begin Material provided

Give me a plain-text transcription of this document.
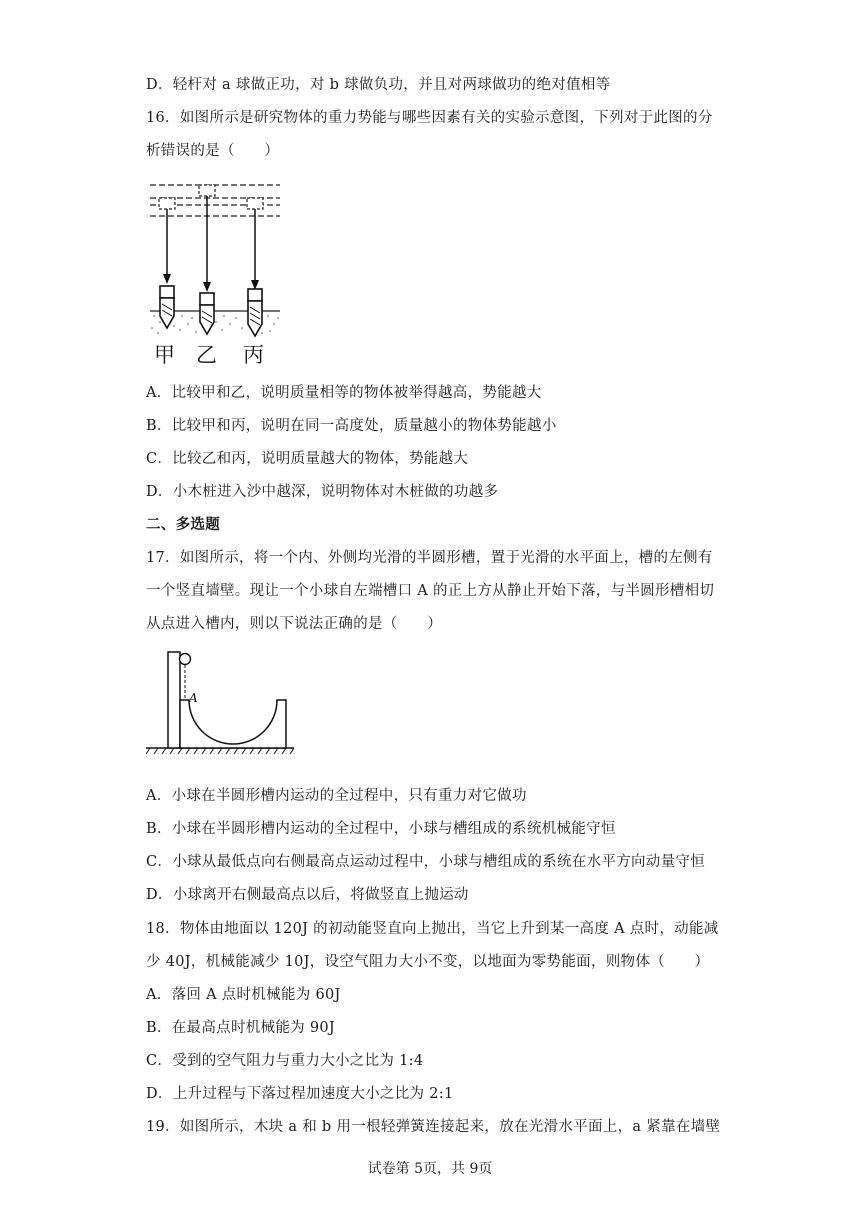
D．轻杆对 a 球做正功，对 b 球做负功，并且对两球做功的绝对值相等
16．如图所示是研究物体的重力势能与哪些因素有关的实验示意图，下列对于此图的分
析错误的是（　　）
甲 乙 丙
A．比较甲和乙，说明质量相等的物体被举得越高，势能越大
B．比较甲和丙，说明在同一高度处，质量越小的物体势能越小
C．比较乙和丙，说明质量越大的物体，势能越大
D．小木桩进入沙中越深，说明物体对木桩做的功越多
二、多选题
17．如图所示，将一个内、外侧均光滑的半圆形槽，置于光滑的水平面上，槽的左侧有
一个竖直墙壁。现让一个小球自左端槽口 A 的正上方从静止开始下落，与半圆形槽相切
从点进入槽内，则以下说法正确的是（　　）
A
A．小球在半圆形槽内运动的全过程中，只有重力对它做功
B．小球在半圆形槽内运动的全过程中，小球与槽组成的系统机械能守恒
C．小球从最低点向右侧最高点运动过程中，小球与槽组成的系统在水平方向动量守恒
D．小球离开右侧最高点以后，将做竖直上抛运动
18．物体由地面以 120J 的初动能竖直向上抛出，当它上升到某一高度 A 点时，动能减
少 40J，机械能减少 10J，设空气阻力大小不变，以地面为零势能面，则物体（　　）
A．落回 A 点时机械能为 60J
B．在最高点时机械能为 90J
C．受到的空气阻力与重力大小之比为 1:4
D．上升过程与下落过程加速度大小之比为 2:1
19．如图所示，木块 a 和 b 用一根轻弹簧连接起来，放在光滑水平面上，a 紧靠在墙壁
试卷第 5页，共 9页
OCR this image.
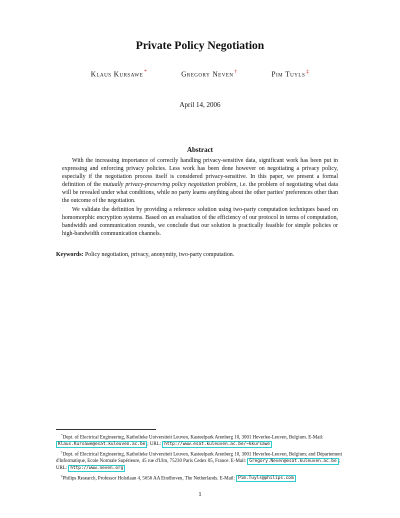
Private Policy Negotiation
Klaus Kursawe*	Gregory Neven†	Pim Tuyls‡
April 14, 2006
Abstract

With the increasing importance of correctly handling privacy-sensitive data, significant work has been put in expressing and enforcing privacy policies. Less work has been done however on negotiating a privacy policy, especially if the negotiation process itself is considered privacy-sensitive. In this paper, we present a formal definition of the mutually privacy-preserving policy negotiation problem, i.e. the problem of negotiating what data will be revealed under what conditions, while no party learns anything about the other parties' preferences other than the outcome of the negotiation.

We validate the definition by providing a reference solution using two-party computation techniques based on homomorphic encryption systems. Based on an evaluation of the efficiency of our protocol in terms of computation, bandwidth and communication rounds, we conclude that our solution is practically feasible for simple policies or high-bandwidth communication channels.

Keywords: Policy negotiation, privacy, anonymity, two-party computation.

*Dept. of Electrical Engineering, Katholieke Universiteit Leuven, Kasteelpark Arenberg 10, 3001 Heverlee-Leuven, Belgium. E-Mail: Klaus.Kursawe@esat.kuleuven.ac.be ; URL: http://www.esat.kuleuven.ac.be/~kkursawe

†Dept. of Electrical Engineering, Katholieke Universiteit Leuven, Kasteelpark Arenberg 10, 3001 Heverlee-Leuven, Belgium; and Département d'Informatique, Ecole Normale Supérieure, 45 rue d'Ulm, 75230 Paris Cedex 05, France. E-Mail: Gregory.Neven@esat.kuleuven.ac.be ; URL: http://www.neven.org

‡Philips Research, Professor Holstlaan 4, 5656 AA Eindhoven, The Netherlands. E-Mail: Pim.Tuyls@philips.com

1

end Material provided

Your task:
Quote all of the entries word for word, omitting any pictures.

Complete response:
Give me a plain-text transcription of this document.
D．轻杆对 a 球做正功，对 b 球做负功，并且对两球做功的绝对值相等
16．如图所示是研究物体的重力势能与哪些因素有关的实验示意图，下列对于此图的分
析错误的是（　　）
甲 乙 丙
A．比较甲和乙，说明质量相等的物体被举得越高，势能越大
B．比较甲和丙，说明在同一高度处，质量越小的物体势能越小
C．比较乙和丙，说明质量越大的物体，势能越大
D．小木桩进入沙中越深，说明物体对木桩做的功越多
二、多选题
17．如图所示，将一个内、外侧均光滑的半圆形槽，置于光滑的水平面上，槽的左侧有
一个竖直墙壁。现让一个小球自左端槽口 A 的正上方从静止开始下落，与半圆形槽相切
从点进入槽内，则以下说法正确的是（　　）
A
A．小球在半圆形槽内运动的全过程中，只有重力对它做功
B．小球在半圆形槽内运动的全过程中，小球与槽组成的系统机械能守恒
C．小球从最低点向右侧最高点运动过程中，小球与槽组成的系统在水平方向动量守恒
D．小球离开右侧最高点以后，将做竖直上抛运动
18．物体由地面以 120J 的初动能竖直向上抛出，当它上升到某一高度 A 点时，动能减
少 40J，机械能减少 10J，设空气阻力大小不变，以地面为零势能面，则物体（　　）
A．落回 A 点时机械能为 60J
B．在最高点时机械能为 90J
C．受到的空气阻力与重力大小之比为 1:4
D．上升过程与下落过程加速度大小之比为 2:1
19．如图所示，木块 a 和 b 用一根轻弹簧连接起来，放在光滑水平面上，a 紧靠在墙壁
试卷第 5页，共 9页
OCR this image.
Private Policy Negotiation
Klaus Kursawe*	Gregory Neven†	Pim Tuyls‡
April 14, 2006
Abstract

With the increasing importance of correctly handling privacy-sensitive data, significant work has been put in expressing and enforcing privacy policies. Less work has been done however on negotiating a privacy policy, especially if the negotiation process itself is considered privacy-sensitive. In this paper, we present a formal definition of the mutually privacy-preserving policy negotiation problem, i.e. the problem of negotiating what data will be revealed under what conditions, while no party learns anything about the other parties' preferences other than the outcome of the negotiation.

We validate the definition by providing a reference solution using two-party computation techniques based on homomorphic encryption systems. Based on an evaluation of the efficiency of our protocol in terms of computation, bandwidth and communication rounds, we conclude that our solution is practically feasible for simple policies or high-bandwidth communication channels.

Keywords: Policy negotiation, privacy, anonymity, two-party computation.

*Dept. of Electrical Engineering, Katholieke Universiteit Leuven, Kasteelpark Arenberg 10, 3001 Heverlee-Leuven, Belgium. E-Mail: Klaus.Kursawe@esat.kuleuven.ac.be ; URL: http://www.esat.kuleuven.ac.be/~kkursawe

†Dept. of Electrical Engineering, Katholieke Universiteit Leuven, Kasteelpark Arenberg 10, 3001 Heverlee-Leuven, Belgium; and Département d'Informatique, Ecole Normale Supérieure, 45 rue d'Ulm, 75230 Paris Cedex 05, France. E-Mail: Gregory.Neven@esat.kuleuven.ac.be ; URL: http://www.neven.org

‡Philips Research, Professor Holstlaan 4, 5656 AA Eindhoven, The Netherlands. E-Mail: Pim.Tuyls@philips.com

1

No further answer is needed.